Written request - Report every line in the items below that contains the string "price", copying each such line in full.

── Dataset records

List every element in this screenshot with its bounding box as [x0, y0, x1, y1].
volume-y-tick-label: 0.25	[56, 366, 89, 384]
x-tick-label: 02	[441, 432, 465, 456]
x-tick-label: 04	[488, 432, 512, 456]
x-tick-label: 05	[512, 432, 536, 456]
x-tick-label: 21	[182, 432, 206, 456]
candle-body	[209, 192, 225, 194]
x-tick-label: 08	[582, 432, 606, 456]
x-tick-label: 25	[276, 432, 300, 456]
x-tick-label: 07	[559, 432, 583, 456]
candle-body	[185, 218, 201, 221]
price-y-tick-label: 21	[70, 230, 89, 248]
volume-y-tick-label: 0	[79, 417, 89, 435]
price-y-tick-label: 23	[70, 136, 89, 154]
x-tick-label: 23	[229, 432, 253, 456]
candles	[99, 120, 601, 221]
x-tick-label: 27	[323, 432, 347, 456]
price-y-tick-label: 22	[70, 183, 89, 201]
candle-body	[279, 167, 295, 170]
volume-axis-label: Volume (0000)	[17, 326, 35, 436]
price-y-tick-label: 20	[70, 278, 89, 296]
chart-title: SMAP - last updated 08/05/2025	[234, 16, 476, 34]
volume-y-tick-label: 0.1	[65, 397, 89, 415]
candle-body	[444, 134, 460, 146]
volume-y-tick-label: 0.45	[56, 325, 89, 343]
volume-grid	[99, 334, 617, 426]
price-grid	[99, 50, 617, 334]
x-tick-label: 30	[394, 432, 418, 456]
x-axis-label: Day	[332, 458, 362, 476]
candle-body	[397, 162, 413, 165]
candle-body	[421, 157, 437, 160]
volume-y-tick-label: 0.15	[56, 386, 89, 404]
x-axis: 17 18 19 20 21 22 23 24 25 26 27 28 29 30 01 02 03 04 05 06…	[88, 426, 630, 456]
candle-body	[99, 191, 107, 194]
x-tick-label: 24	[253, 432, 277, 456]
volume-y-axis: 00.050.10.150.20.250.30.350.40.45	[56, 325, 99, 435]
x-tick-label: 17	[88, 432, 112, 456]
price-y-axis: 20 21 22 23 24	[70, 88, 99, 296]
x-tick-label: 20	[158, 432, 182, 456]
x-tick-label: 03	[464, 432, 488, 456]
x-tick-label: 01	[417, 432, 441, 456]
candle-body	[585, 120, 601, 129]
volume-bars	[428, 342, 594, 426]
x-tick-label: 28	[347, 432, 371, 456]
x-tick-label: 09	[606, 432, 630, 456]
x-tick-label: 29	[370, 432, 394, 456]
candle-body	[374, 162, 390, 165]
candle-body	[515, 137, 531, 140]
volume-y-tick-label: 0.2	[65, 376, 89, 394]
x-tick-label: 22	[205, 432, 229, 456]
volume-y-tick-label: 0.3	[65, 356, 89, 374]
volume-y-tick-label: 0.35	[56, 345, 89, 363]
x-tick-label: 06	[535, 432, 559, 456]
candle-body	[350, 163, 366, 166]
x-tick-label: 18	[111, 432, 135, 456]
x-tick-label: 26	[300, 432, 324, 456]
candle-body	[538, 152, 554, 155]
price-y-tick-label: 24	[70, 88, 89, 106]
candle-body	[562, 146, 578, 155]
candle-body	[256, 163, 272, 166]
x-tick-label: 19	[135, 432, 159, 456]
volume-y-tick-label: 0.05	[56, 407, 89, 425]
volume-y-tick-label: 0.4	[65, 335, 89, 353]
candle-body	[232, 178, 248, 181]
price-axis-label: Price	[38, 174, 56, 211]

────

Solved problem -
price-y-tick-label: 21	[70, 230, 89, 248]
price-y-tick-label: 23	[70, 136, 89, 154]
price-y-tick-label: 22	[70, 183, 89, 201]
price-y-tick-label: 20	[70, 278, 89, 296]
price-grid	[99, 50, 617, 334]
price-y-axis: 20 21 22 23 24	[70, 88, 99, 296]
price-y-tick-label: 24	[70, 88, 89, 106]
price-axis-label: Price	[38, 174, 56, 211]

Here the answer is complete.